■ To be done
Lines containing the word "color" should be extracted in full.

■ Chart and figure data
::::::::::
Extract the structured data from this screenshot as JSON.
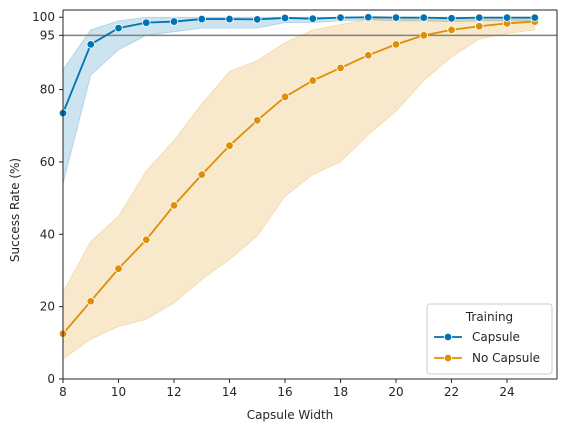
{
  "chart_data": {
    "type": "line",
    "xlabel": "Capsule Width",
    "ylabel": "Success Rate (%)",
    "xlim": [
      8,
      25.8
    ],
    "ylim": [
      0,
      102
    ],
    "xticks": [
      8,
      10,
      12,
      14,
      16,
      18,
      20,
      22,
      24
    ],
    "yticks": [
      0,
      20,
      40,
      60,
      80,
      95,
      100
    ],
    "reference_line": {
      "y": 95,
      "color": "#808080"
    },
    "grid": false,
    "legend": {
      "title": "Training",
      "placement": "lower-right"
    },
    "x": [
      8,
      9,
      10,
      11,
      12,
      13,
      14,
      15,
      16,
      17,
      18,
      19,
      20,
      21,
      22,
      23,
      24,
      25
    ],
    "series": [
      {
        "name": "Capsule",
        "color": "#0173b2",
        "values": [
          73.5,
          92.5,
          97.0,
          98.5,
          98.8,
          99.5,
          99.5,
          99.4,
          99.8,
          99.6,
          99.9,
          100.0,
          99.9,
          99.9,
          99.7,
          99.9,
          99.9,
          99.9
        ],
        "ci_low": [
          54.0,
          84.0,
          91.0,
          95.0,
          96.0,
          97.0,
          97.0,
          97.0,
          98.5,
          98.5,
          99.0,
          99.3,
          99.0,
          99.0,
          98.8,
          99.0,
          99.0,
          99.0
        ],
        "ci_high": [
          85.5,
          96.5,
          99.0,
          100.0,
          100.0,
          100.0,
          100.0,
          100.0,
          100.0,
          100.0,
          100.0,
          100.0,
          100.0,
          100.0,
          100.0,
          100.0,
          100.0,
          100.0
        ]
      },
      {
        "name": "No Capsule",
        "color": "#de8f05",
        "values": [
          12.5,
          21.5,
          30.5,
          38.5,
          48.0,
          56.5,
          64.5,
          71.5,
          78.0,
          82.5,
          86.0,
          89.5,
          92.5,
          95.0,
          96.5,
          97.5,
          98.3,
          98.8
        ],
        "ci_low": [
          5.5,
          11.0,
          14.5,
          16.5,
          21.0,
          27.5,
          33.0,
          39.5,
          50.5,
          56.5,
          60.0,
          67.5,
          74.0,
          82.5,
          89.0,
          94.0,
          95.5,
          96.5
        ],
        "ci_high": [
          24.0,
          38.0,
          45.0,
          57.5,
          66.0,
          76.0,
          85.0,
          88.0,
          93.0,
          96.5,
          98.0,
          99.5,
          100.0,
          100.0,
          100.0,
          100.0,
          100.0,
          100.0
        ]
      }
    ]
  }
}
::::::::::
■ Solved problem
      "color": "#808080"
        "color": "#0173b2",
        "color": "#de8f05",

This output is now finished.